Listing:
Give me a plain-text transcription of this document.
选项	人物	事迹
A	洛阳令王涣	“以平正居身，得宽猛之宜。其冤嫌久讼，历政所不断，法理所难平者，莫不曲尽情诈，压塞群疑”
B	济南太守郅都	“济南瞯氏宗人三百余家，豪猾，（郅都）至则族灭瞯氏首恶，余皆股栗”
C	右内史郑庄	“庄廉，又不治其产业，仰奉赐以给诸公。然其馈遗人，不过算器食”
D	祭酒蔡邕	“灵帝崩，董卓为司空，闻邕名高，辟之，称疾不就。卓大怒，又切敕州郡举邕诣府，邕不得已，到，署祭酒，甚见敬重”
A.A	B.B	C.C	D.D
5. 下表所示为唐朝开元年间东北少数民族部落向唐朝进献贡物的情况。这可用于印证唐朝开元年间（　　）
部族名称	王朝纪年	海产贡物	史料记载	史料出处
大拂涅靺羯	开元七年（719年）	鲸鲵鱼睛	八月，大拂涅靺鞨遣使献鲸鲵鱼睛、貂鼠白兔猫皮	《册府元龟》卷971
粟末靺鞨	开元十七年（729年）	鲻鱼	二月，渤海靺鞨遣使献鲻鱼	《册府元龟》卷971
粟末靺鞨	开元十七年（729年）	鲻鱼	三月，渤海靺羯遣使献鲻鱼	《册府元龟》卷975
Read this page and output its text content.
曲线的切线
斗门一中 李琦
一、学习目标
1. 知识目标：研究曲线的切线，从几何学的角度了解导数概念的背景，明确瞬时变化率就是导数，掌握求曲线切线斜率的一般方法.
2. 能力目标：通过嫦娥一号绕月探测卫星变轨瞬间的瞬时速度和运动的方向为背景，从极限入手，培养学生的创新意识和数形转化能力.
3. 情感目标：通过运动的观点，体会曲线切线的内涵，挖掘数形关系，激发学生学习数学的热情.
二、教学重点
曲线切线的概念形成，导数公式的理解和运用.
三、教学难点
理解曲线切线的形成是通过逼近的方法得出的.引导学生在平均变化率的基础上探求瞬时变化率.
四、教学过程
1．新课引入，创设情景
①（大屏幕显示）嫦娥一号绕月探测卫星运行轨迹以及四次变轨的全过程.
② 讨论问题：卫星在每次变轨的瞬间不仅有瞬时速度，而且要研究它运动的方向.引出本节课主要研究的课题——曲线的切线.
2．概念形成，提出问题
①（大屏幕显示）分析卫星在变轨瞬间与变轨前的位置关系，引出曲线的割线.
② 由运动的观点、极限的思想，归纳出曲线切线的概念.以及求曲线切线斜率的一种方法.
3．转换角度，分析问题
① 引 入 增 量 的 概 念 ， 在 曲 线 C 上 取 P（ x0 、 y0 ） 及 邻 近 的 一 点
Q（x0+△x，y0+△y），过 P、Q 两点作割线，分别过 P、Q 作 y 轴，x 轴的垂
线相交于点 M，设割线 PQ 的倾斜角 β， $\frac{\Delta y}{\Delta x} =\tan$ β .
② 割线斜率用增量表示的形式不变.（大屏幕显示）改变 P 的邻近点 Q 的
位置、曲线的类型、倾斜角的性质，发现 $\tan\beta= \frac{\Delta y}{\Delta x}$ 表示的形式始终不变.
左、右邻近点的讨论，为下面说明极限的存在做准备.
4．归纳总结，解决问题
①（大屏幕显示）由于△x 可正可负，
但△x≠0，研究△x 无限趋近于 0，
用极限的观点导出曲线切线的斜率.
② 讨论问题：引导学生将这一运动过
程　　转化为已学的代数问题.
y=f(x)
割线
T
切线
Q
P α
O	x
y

Exercise task: Going through the data above, count the lines where the string "this" appears, and answer with only that number.

Correct result: 2